* _Questions on the material_
1. Duplicate everything in the garbage-collector verification notes from "This area is still" down to "Shenandoah / ZGC.".
2. According to the garbage-collector verification notes, about how many lines of Coq is the Madiot-Pottier 2022 baseline?

* _Source extract_

This area is still firmly research-grade. The 2024-2026 trajectory is towards bridging the gap with real GC implementations: Melocoton handled OCaml ↔ C interop, the natural next steps are GHC-Haskell, MMTk-style modular GC frameworks, and JVM-class GCs. None of those have a finished verification yet; the IrisFit recipe scales to a "model GC", not (yet) to G1 / Shenandoah / ZGC.

## §5 Cost
IrisFit and the surrounding papers are **multi-person-year PhD-thesis efforts**. The Madiot-Pottier 2022 baseline is on the order of 10 000 lines of Coq; IrisFit adds significantly more for the concurrent case. Per-program verification cost on top of the IrisFit framework is days to weeks for a small concurrent data structure — competitive with hand-rolled Iris proofs but with explicit space accounting.

## §6 Mochi Adaptation Note
This area is **the closest existing formal-methods literature to Mochi's actual problem domain**. Mochi has per-type arenas, a planned mark-sweep, generation-tagged Cells, and a Go-implemented runtime. IrisFit / GCSL / Iron answer exactly the question MEP-41 *could* ask: "what does it mean to formally verify our mark-sweep?".

- MEP-41 should **explicitly cite** the IrisFit / space-credit line as the most-relevant body of theory, even though MEP-41 itself does no mechanised verification. This is good "documents-its-position" hygiene: a reader who knows the formal-methods literature will see Mochi is aware of where the bar is.

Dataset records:
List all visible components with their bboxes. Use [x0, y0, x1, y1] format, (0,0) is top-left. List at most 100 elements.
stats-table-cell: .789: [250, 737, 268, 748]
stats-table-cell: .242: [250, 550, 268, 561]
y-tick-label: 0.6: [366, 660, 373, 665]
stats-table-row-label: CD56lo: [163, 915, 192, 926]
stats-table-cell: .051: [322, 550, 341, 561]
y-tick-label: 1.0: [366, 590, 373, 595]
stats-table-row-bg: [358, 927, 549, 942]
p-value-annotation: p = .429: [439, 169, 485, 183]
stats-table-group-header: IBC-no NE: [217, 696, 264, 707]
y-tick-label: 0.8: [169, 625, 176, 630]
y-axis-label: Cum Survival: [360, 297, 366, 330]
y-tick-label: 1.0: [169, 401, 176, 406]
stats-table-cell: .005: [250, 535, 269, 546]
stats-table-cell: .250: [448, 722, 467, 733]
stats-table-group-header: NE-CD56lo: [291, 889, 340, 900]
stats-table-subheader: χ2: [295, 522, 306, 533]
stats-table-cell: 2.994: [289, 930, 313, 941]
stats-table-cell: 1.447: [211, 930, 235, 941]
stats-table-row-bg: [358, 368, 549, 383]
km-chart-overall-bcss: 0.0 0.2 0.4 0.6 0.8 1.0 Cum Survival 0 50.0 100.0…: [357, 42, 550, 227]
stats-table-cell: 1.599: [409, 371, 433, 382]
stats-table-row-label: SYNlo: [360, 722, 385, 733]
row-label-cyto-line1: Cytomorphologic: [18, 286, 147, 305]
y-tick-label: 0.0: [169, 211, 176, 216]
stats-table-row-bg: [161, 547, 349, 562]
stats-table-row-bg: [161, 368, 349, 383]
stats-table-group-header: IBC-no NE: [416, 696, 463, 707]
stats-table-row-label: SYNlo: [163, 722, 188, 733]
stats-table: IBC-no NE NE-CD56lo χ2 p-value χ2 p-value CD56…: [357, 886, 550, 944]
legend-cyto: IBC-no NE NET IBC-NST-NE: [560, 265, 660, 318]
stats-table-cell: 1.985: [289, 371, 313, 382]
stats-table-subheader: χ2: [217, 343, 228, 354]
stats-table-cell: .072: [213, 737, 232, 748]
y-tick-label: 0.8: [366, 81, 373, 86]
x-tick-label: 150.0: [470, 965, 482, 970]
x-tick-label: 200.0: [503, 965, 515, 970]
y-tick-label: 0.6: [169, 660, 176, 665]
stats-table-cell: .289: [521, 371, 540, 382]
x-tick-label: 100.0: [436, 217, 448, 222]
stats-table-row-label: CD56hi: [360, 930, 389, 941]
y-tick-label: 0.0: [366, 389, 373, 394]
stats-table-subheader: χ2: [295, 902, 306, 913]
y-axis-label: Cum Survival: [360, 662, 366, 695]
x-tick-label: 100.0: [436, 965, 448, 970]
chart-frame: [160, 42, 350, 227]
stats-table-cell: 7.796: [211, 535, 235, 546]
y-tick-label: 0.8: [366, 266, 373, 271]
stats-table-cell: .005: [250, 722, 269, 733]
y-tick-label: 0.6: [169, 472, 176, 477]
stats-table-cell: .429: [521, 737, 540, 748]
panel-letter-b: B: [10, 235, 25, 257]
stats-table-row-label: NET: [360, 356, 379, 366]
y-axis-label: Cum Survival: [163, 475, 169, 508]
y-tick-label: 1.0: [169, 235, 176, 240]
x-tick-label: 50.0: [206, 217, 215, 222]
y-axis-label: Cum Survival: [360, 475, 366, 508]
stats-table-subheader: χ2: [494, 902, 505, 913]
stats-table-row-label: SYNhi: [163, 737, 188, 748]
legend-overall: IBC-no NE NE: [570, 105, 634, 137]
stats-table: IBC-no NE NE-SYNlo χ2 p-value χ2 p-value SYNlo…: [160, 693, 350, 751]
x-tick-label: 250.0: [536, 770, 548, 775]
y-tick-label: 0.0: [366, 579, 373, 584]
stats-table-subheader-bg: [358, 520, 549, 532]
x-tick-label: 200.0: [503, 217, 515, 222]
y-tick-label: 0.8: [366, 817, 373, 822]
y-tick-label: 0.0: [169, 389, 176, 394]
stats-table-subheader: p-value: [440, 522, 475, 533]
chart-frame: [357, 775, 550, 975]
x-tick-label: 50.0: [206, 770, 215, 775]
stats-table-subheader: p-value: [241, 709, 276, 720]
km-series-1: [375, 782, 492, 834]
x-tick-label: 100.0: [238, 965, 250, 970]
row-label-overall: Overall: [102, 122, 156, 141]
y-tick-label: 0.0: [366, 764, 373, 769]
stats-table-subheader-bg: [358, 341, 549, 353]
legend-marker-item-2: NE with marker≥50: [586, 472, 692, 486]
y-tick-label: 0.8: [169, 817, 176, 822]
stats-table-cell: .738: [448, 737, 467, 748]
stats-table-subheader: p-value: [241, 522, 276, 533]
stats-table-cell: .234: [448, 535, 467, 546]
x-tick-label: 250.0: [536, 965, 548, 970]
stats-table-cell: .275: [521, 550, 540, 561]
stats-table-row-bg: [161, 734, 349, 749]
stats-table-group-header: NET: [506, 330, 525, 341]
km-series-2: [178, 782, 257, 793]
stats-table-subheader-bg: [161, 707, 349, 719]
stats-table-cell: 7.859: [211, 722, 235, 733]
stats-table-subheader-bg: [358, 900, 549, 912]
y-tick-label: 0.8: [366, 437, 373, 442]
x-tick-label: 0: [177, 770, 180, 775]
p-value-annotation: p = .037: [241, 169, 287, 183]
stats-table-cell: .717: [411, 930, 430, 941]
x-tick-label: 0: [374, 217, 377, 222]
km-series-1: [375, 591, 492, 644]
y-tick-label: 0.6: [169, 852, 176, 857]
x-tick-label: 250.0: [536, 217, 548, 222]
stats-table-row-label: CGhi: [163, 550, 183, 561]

* _Results for the exercise_
1.
This area is still firmly research-grade. The 2024-2026 trajectory is towards bridging the gap with real GC implementations: Melocoton handled OCaml ↔ C interop, the natural next steps are GHC-Haskell, MMTk-style modular GC frameworks, and JVM-class GCs. None of those have a finished verification yet; the IrisFit recipe scales to a "model GC", not (yet) to G1 / Shenandoah / ZGC.

2. On the order of 10 000 lines of Coq.